• TASK REQUIREMENTS:
Retype the whole listing, please, keeping every line exact and dropping the pictures.

--------------------

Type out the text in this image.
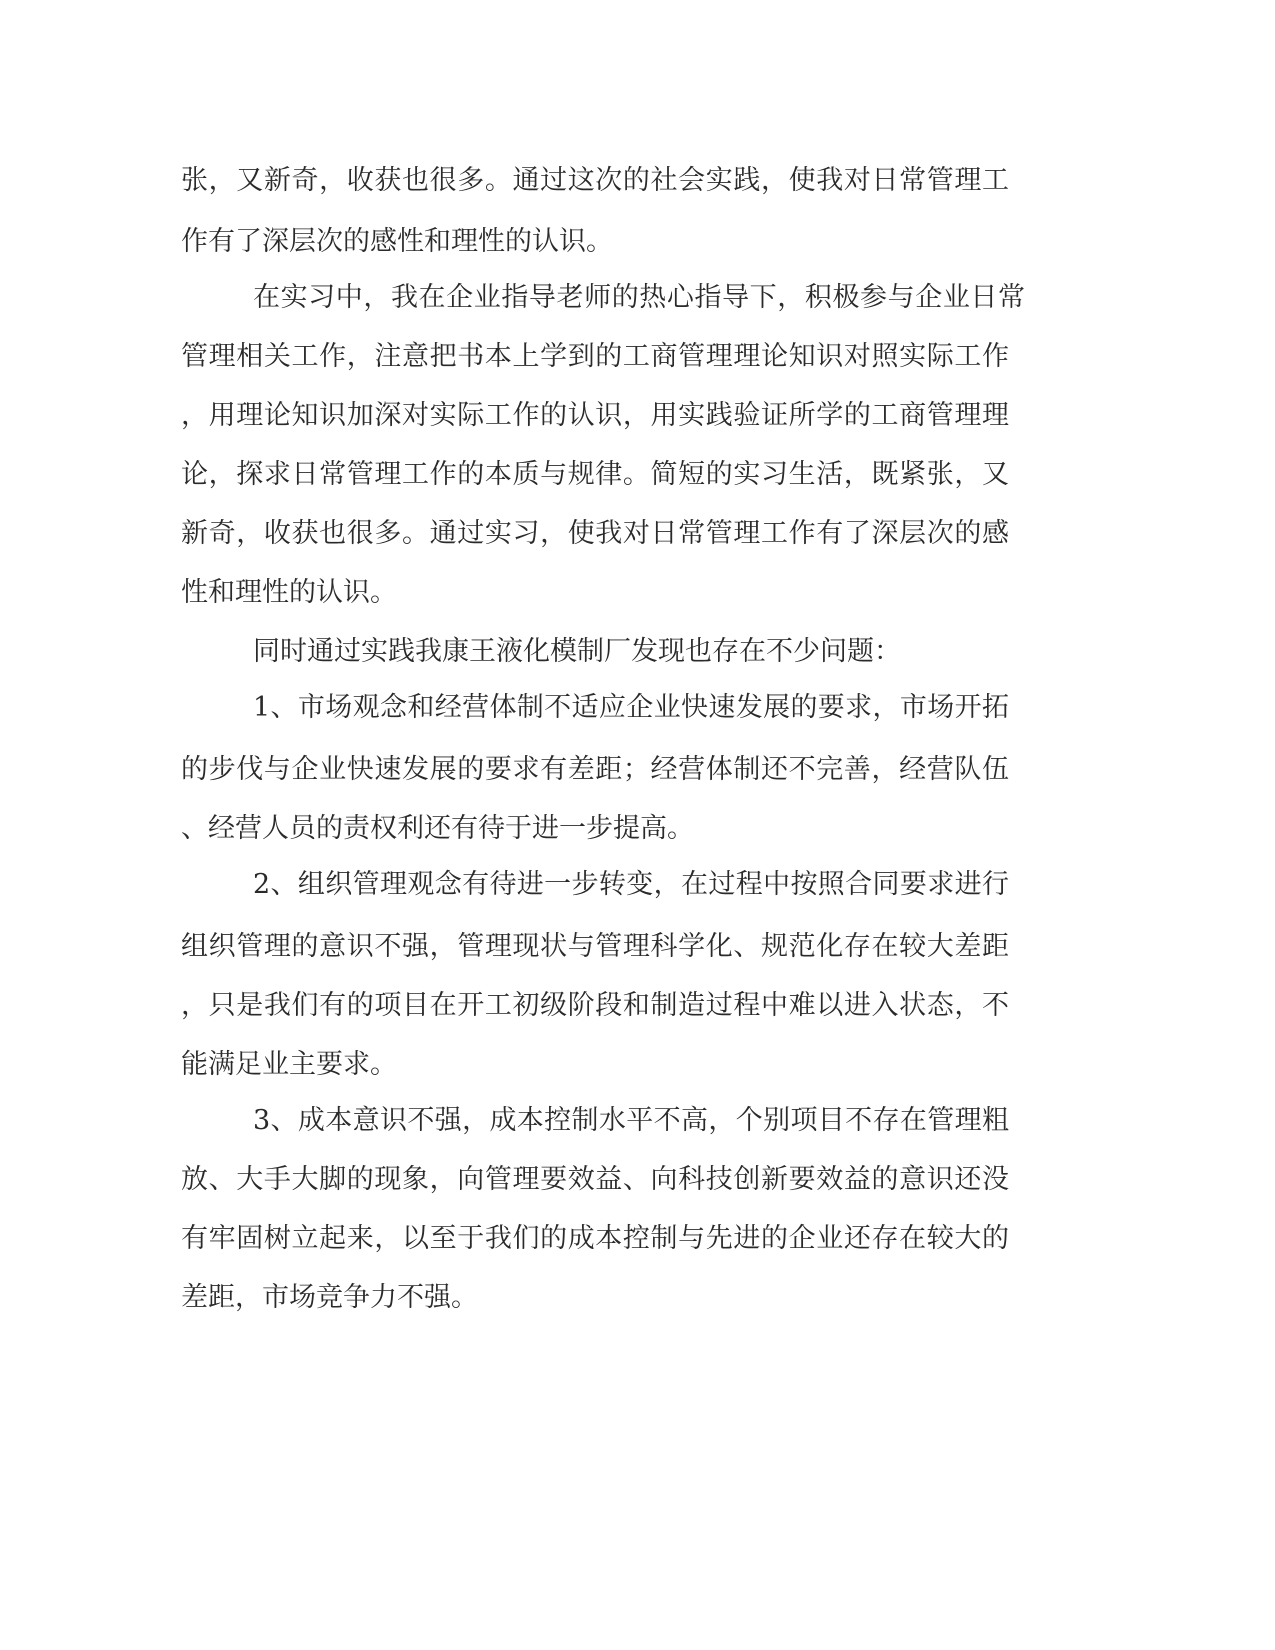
张，又新奇，收获也很多。通过这次的社会实践，使我对日常管理工
作有了深层次的感性和理性的认识。
在实习中，我在企业指导老师的热心指导下，积极参与企业日常
管理相关工作，注意把书本上学到的工商管理理论知识对照实际工作
，用理论知识加深对实际工作的认识，用实践验证所学的工商管理理
论，探求日常管理工作的本质与规律。简短的实习生活，既紧张，又
新奇，收获也很多。通过实习，使我对日常管理工作有了深层次的感
性和理性的认识。
同时通过实践我康王液化模制厂发现也存在不少问题：
1、市场观念和经营体制不适应企业快速发展的要求，市场开拓
的步伐与企业快速发展的要求有差距；经营体制还不完善，经营队伍
、经营人员的责权利还有待于进一步提高。
2、组织管理观念有待进一步转变，在过程中按照合同要求进行
组织管理的意识不强，管理现状与管理科学化、规范化存在较大差距
，只是我们有的项目在开工初级阶段和制造过程中难以进入状态，不
能满足业主要求。
3、成本意识不强，成本控制水平不高，个别项目不存在管理粗
放、大手大脚的现象，向管理要效益、向科技创新要效益的意识还没
有牢固树立起来，以至于我们的成本控制与先进的企业还存在较大的
差距，市场竞争力不强。
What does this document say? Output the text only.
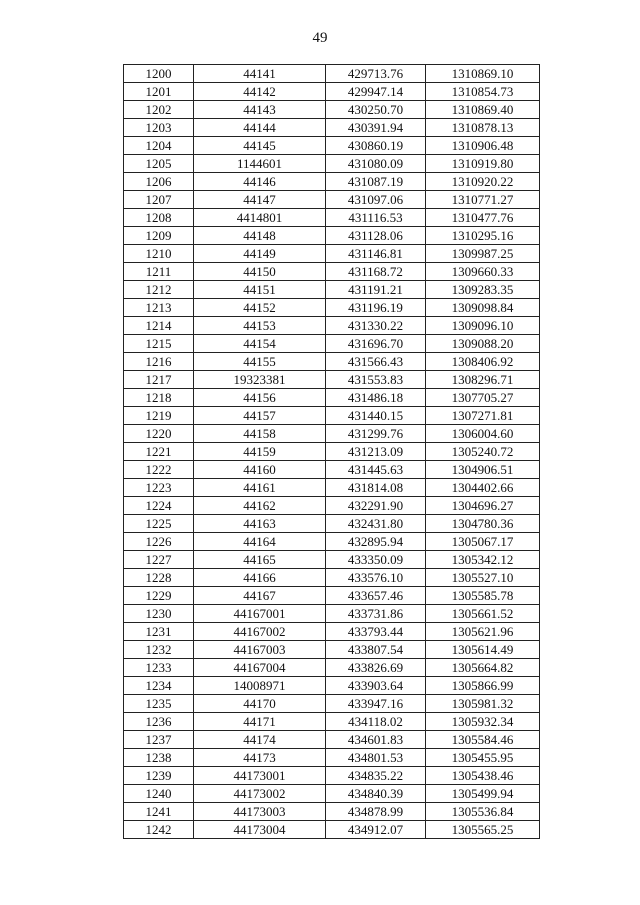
49
1200	44141	429713.76	1310869.10
1201	44142	429947.14	1310854.73
1202	44143	430250.70	1310869.40
1203	44144	430391.94	1310878.13
1204	44145	430860.19	1310906.48
1205	1144601	431080.09	1310919.80
1206	44146	431087.19	1310920.22
1207	44147	431097.06	1310771.27
1208	4414801	431116.53	1310477.76
1209	44148	431128.06	1310295.16
1210	44149	431146.81	1309987.25
1211	44150	431168.72	1309660.33
1212	44151	431191.21	1309283.35
1213	44152	431196.19	1309098.84
1214	44153	431330.22	1309096.10
1215	44154	431696.70	1309088.20
1216	44155	431566.43	1308406.92
1217	19323381	431553.83	1308296.71
1218	44156	431486.18	1307705.27
1219	44157	431440.15	1307271.81
1220	44158	431299.76	1306004.60
1221	44159	431213.09	1305240.72
1222	44160	431445.63	1304906.51
1223	44161	431814.08	1304402.66
1224	44162	432291.90	1304696.27
1225	44163	432431.80	1304780.36
1226	44164	432895.94	1305067.17
1227	44165	433350.09	1305342.12
1228	44166	433576.10	1305527.10
1229	44167	433657.46	1305585.78
1230	44167001	433731.86	1305661.52
1231	44167002	433793.44	1305621.96
1232	44167003	433807.54	1305614.49
1233	44167004	433826.69	1305664.82
1234	14008971	433903.64	1305866.99
1235	44170	433947.16	1305981.32
1236	44171	434118.02	1305932.34
1237	44174	434601.83	1305584.46
1238	44173	434801.53	1305455.95
1239	44173001	434835.22	1305438.46
1240	44173002	434840.39	1305499.94
1241	44173003	434878.99	1305536.84
1242	44173004	434912.07	1305565.25
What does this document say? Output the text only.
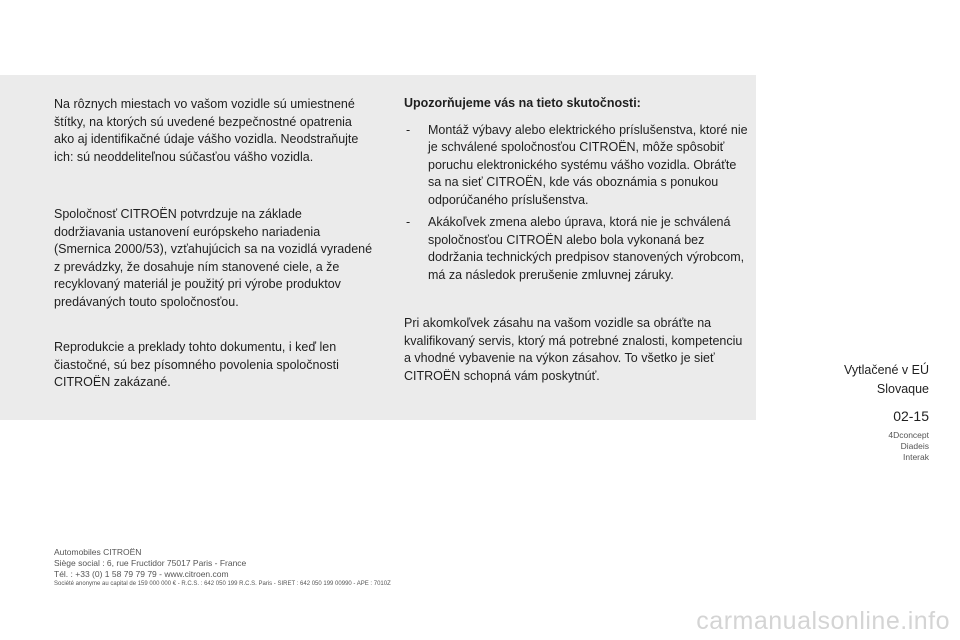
Na rôznych miestach vo vašom vozidle sú umiestnené štítky, na ktorých sú uvedené bezpečnostné opatrenia ako aj identifikačné údaje vášho vozidla. Neodstraňujte ich: sú neoddeliteľnou súčasťou vášho vozidla.

Spoločnosť CITROËN potvrdzuje na základe dodržiavania ustanovení európskeho nariadenia (Smernica 2000/53), vzťahujúcich sa na vozidlá vyradené z prevádzky, že dosahuje ním stanovené ciele, a že recyklovaný materiál je použitý pri výrobe produktov predávaných touto spoločnosťou.

Reprodukcie a preklady tohto dokumentu, i keď len čiastočné, sú bez písomného povolenia spoločnosti CITROËN zakázané.

Upozorňujeme vás na tieto skutočnosti:

-	Montáž výbavy alebo elektrického príslušenstva, ktoré nie je schválené spoločnosťou CITROËN, môže spôsobiť poruchu elektronického systému vášho vozidla. Obráťte sa na sieť CITROËN, kde vás oboznámia s ponukou odporúčaného príslušenstva.
-	Akákoľvek zmena alebo úprava, ktorá nie je schválená spoločnosťou CITROËN alebo bola vykonaná bez dodržania technických predpisov stanovených výrobcom, má za následok prerušenie zmluvnej záruky.

Pri akomkoľvek zásahu na vašom vozidle sa obráťte na kvalifikovaný servis, ktorý má potrebné znalosti, kompetenciu a vhodné vybavenie na výkon zásahov. To všetko je sieť CITROËN schopná vám poskytnúť.	Vytlačené v EÚ
Slovaque
02-15
4Dconcept
Diadeis
Interak
Automobiles CITROËN
Siège social : 6, rue Fructidor 75017 Paris - France
Tél. : +33 (0) 1 58 79 79 79 - www.citroen.com
Société anonyme au capital de 159 000 000 € - R.C.S. : 642 050 199 R.C.S. Paris - SIRET : 642 050 199 00990 - APE : 7010Z
carmanualsonline.info
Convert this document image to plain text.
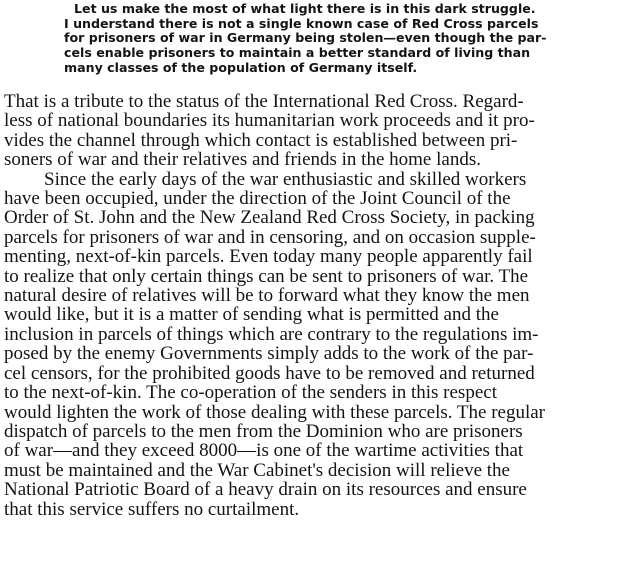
Let us make the most of what light there is in this dark struggle.
I understand there is not a single known case of Red Cross parcels
for prisoners of war in Germany being stolen—even though the par-
cels enable prisoners to maintain a better standard of living than
many classes of the population of Germany itself.

That is a tribute to the status of the International Red Cross. Regard-
less of national boundaries its humanitarian work proceeds and it pro-
vides the channel through which contact is established between pri-
soners of war and their relatives and friends in the home lands.

Since the early days of the war enthusiastic and skilled workers
have been occupied, under the direction of the Joint Council of the
Order of St. John and the New Zealand Red Cross Society, in packing
parcels for prisoners of war and in censoring, and on occasion supple-
menting, next-of-kin parcels. Even today many people apparently fail
to realize that only certain things can be sent to prisoners of war. The
natural desire of relatives will be to forward what they know the men
would like, but it is a matter of sending what is permitted and the
inclusion in parcels of things which are contrary to the regulations im-
posed by the enemy Governments simply adds to the work of the par-
cel censors, for the prohibited goods have to be removed and returned
to the next-of-kin. The co-operation of the senders in this respect
would lighten the work of those dealing with these parcels. The regular
dispatch of parcels to the men from the Dominion who are prisoners
of war—and they exceed 8000—is one of the wartime activities that
must be maintained and the War Cabinet's decision will relieve the
National Patriotic Board of a heavy drain on its resources and ensure
that this service suffers no curtailment.
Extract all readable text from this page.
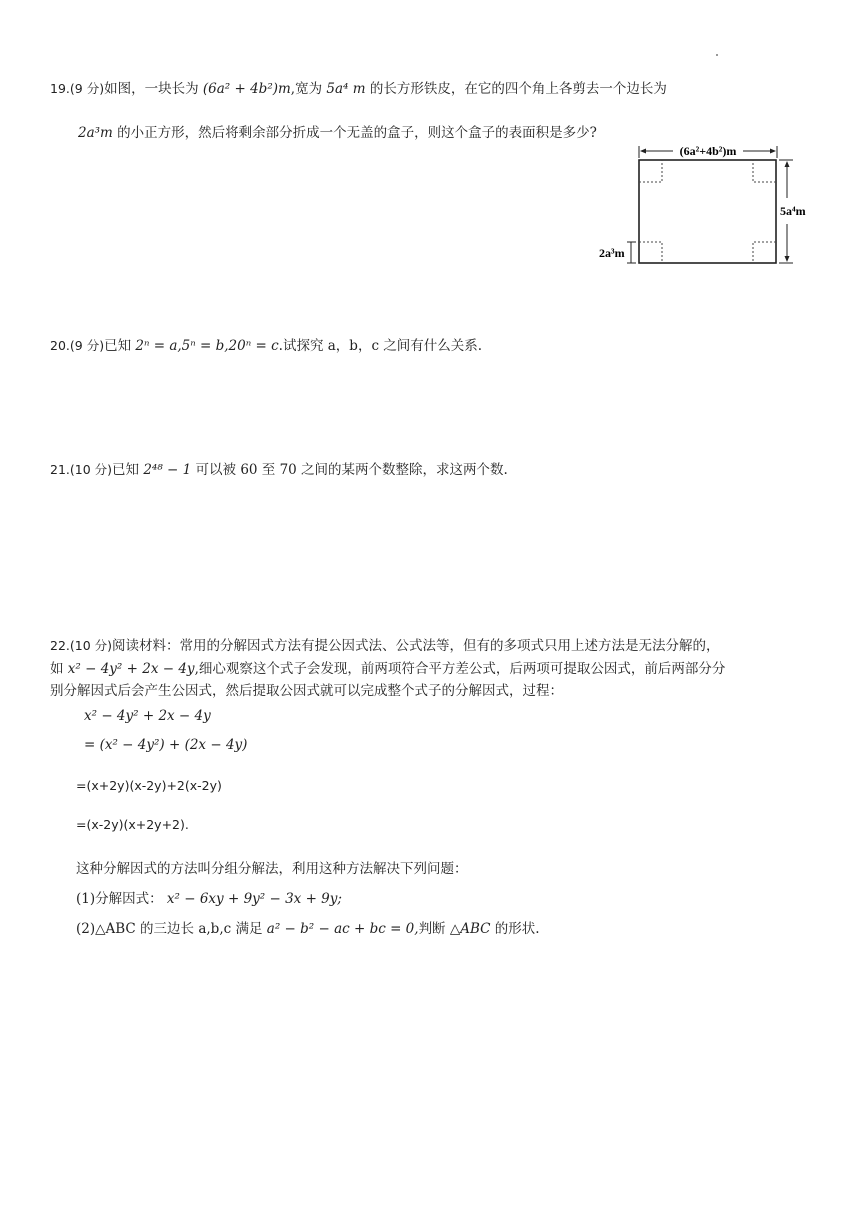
19.(9 分)如图，一块长为 (6a² + 4b²)m,宽为 5a⁴ m 的长方形铁皮，在它的四个角上各剪去一个边长为
2a³m 的小正方形，然后将剩余部分折成一个无盖的盒子，则这个盒子的表面积是多少?
(6a²+4b²)m
5a⁴m
2a³m
20.(9 分)已知 2ⁿ = a,5ⁿ = b,20ⁿ = c.试探究 a，b，c 之间有什么关系.
21.(10 分)已知 2⁴⁸ − 1 可以被 60 至 70 之间的某两个数整除，求这两个数.
22.(10 分)阅读材料：常用的分解因式方法有提公因式法、公式法等，但有的多项式只用上述方法是无法分解的，
如 x² − 4y² + 2x − 4y,细心观察这个式子会发现，前两项符合平方差公式，后两项可提取公因式，前后两部分分
别分解因式后会产生公因式，然后提取公因式就可以完成整个式子的分解因式，过程：
x² − 4y² + 2x − 4y
= (x² − 4y²) + (2x − 4y)
=(x+2y)(x-2y)+2(x-2y)
=(x-2y)(x+2y+2).
这种分解因式的方法叫分组分解法，利用这种方法解决下列问题：
(1)分解因式： x² − 6xy + 9y² − 3x + 9y;
(2)△ABC 的三边长 a,b,c 满足 a² − b² − ac + bc = 0,判断 △ABC 的形状.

--------------------

• EXERCISE OUTPUT:
Type out the text in this image.
张，又新奇，收获也很多。通过这次的社会实践，使我对日常管理工
作有了深层次的感性和理性的认识。
在实习中，我在企业指导老师的热心指导下，积极参与企业日常
管理相关工作，注意把书本上学到的工商管理理论知识对照实际工作
，用理论知识加深对实际工作的认识，用实践验证所学的工商管理理
论，探求日常管理工作的本质与规律。简短的实习生活，既紧张，又
新奇，收获也很多。通过实习，使我对日常管理工作有了深层次的感
性和理性的认识。
同时通过实践我康王液化模制厂发现也存在不少问题：
1、市场观念和经营体制不适应企业快速发展的要求，市场开拓
的步伐与企业快速发展的要求有差距；经营体制还不完善，经营队伍
、经营人员的责权利还有待于进一步提高。
2、组织管理观念有待进一步转变，在过程中按照合同要求进行
组织管理的意识不强，管理现状与管理科学化、规范化存在较大差距
，只是我们有的项目在开工初级阶段和制造过程中难以进入状态，不
能满足业主要求。
3、成本意识不强，成本控制水平不高，个别项目不存在管理粗
放、大手大脚的现象，向管理要效益、向科技创新要效益的意识还没
有牢固树立起来，以至于我们的成本控制与先进的企业还存在较大的
差距，市场竞争力不强。
What does this document say? Output the text only.
49
1200	44141	429713.76	1310869.10
1201	44142	429947.14	1310854.73
1202	44143	430250.70	1310869.40
1203	44144	430391.94	1310878.13
1204	44145	430860.19	1310906.48
1205	1144601	431080.09	1310919.80
1206	44146	431087.19	1310920.22
1207	44147	431097.06	1310771.27
1208	4414801	431116.53	1310477.76
1209	44148	431128.06	1310295.16
1210	44149	431146.81	1309987.25
1211	44150	431168.72	1309660.33
1212	44151	431191.21	1309283.35
1213	44152	431196.19	1309098.84
1214	44153	431330.22	1309096.10
1215	44154	431696.70	1309088.20
1216	44155	431566.43	1308406.92
1217	19323381	431553.83	1308296.71
1218	44156	431486.18	1307705.27
1219	44157	431440.15	1307271.81
1220	44158	431299.76	1306004.60
1221	44159	431213.09	1305240.72
1222	44160	431445.63	1304906.51
1223	44161	431814.08	1304402.66
1224	44162	432291.90	1304696.27
1225	44163	432431.80	1304780.36
1226	44164	432895.94	1305067.17
1227	44165	433350.09	1305342.12
1228	44166	433576.10	1305527.10
1229	44167	433657.46	1305585.78
1230	44167001	433731.86	1305661.52
1231	44167002	433793.44	1305621.96
1232	44167003	433807.54	1305614.49
1233	44167004	433826.69	1305664.82
1234	14008971	433903.64	1305866.99
1235	44170	433947.16	1305981.32
1236	44171	434118.02	1305932.34
1237	44174	434601.83	1305584.46
1238	44173	434801.53	1305455.95
1239	44173001	434835.22	1305438.46
1240	44173002	434840.39	1305499.94
1241	44173003	434878.99	1305536.84
1242	44173004	434912.07	1305565.25
What does this document say? Output the text only.
Na rôznych miestach vo vašom vozidle sú umiestnené štítky, na ktorých sú uvedené bezpečnostné opatrenia ako aj identifikačné údaje vášho vozidla. Neodstraňujte ich: sú neoddeliteľnou súčasťou vášho vozidla.

Spoločnosť CITROËN potvrdzuje na základe dodržiavania ustanovení európskeho nariadenia (Smernica 2000/53), vzťahujúcich sa na vozidlá vyradené z prevádzky, že dosahuje ním stanovené ciele, a že recyklovaný materiál je použitý pri výrobe produktov predávaných touto spoločnosťou.

Reprodukcie a preklady tohto dokumentu, i keď len čiastočné, sú bez písomného povolenia spoločnosti CITROËN zakázané.

Upozorňujeme vás na tieto skutočnosti:

-	Montáž výbavy alebo elektrického príslušenstva, ktoré nie je schválené spoločnosťou CITROËN, môže spôsobiť poruchu elektronického systému vášho vozidla. Obráťte sa na sieť CITROËN, kde vás oboznámia s ponukou odporúčaného príslušenstva.
-	Akákoľvek zmena alebo úprava, ktorá nie je schválená spoločnosťou CITROËN alebo bola vykonaná bez dodržania technických predpisov stanovených výrobcom, má za následok prerušenie zmluvnej záruky.

Pri akomkoľvek zásahu na vašom vozidle sa obráťte na kvalifikovaný servis, ktorý má potrebné znalosti, kompetenciu a vhodné vybavenie na výkon zásahov. To všetko je sieť CITROËN schopná vám poskytnúť.	Vytlačené v EÚ
Slovaque
02-15
4Dconcept
Diadeis
Interak
Automobiles CITROËN
Siège social : 6, rue Fructidor 75017 Paris - France
Tél. : +33 (0) 1 58 79 79 79 - www.citroen.com
Société anonyme au capital de 159 000 000 € - R.C.S. : 642 050 199 R.C.S. Paris - SIRET : 642 050 199 00990 - APE : 7010Z
carmanualsonline.info
Convert this document image to plain text.
Let us make the most of what light there is in this dark struggle.
I understand there is not a single known case of Red Cross parcels
for prisoners of war in Germany being stolen—even though the par-
cels enable prisoners to maintain a better standard of living than
many classes of the population of Germany itself.

That is a tribute to the status of the International Red Cross. Regard-
less of national boundaries its humanitarian work proceeds and it pro-
vides the channel through which contact is established between pri-
soners of war and their relatives and friends in the home lands.

Since the early days of the war enthusiastic and skilled workers
have been occupied, under the direction of the Joint Council of the
Order of St. John and the New Zealand Red Cross Society, in packing
parcels for prisoners of war and in censoring, and on occasion supple-
menting, next-of-kin parcels. Even today many people apparently fail
to realize that only certain things can be sent to prisoners of war. The
natural desire of relatives will be to forward what they know the men
would like, but it is a matter of sending what is permitted and the
inclusion in parcels of things which are contrary to the regulations im-
posed by the enemy Governments simply adds to the work of the par-
cel censors, for the prohibited goods have to be removed and returned
to the next-of-kin. The co-operation of the senders in this respect
would lighten the work of those dealing with these parcels. The regular
dispatch of parcels to the men from the Dominion who are prisoners
of war—and they exceed 8000—is one of the wartime activities that
must be maintained and the War Cabinet's decision will relieve the
National Patriotic Board of a heavy drain on its resources and ensure
that this service suffers no curtailment.
Extract all readable text from this page.
19.(9 分)如图，一块长为 (6a² + 4b²)m,宽为 5a⁴ m 的长方形铁皮，在它的四个角上各剪去一个边长为
2a³m 的小正方形，然后将剩余部分折成一个无盖的盒子，则这个盒子的表面积是多少?
(6a²+4b²)m
5a⁴m
2a³m
20.(9 分)已知 2ⁿ = a,5ⁿ = b,20ⁿ = c.试探究 a，b，c 之间有什么关系.
21.(10 分)已知 2⁴⁸ − 1 可以被 60 至 70 之间的某两个数整除，求这两个数.
22.(10 分)阅读材料：常用的分解因式方法有提公因式法、公式法等，但有的多项式只用上述方法是无法分解的，
如 x² − 4y² + 2x − 4y,细心观察这个式子会发现，前两项符合平方差公式，后两项可提取公因式，前后两部分分
别分解因式后会产生公因式，然后提取公因式就可以完成整个式子的分解因式，过程：
x² − 4y² + 2x − 4y
= (x² − 4y²) + (2x − 4y)
=(x+2y)(x-2y)+2(x-2y)
=(x-2y)(x+2y+2).
这种分解因式的方法叫分组分解法，利用这种方法解决下列问题：
(1)分解因式： x² − 6xy + 9y² − 3x + 9y;
(2)△ABC 的三边长 a,b,c 满足 a² − b² − ac + bc = 0,判断 △ABC 的形状.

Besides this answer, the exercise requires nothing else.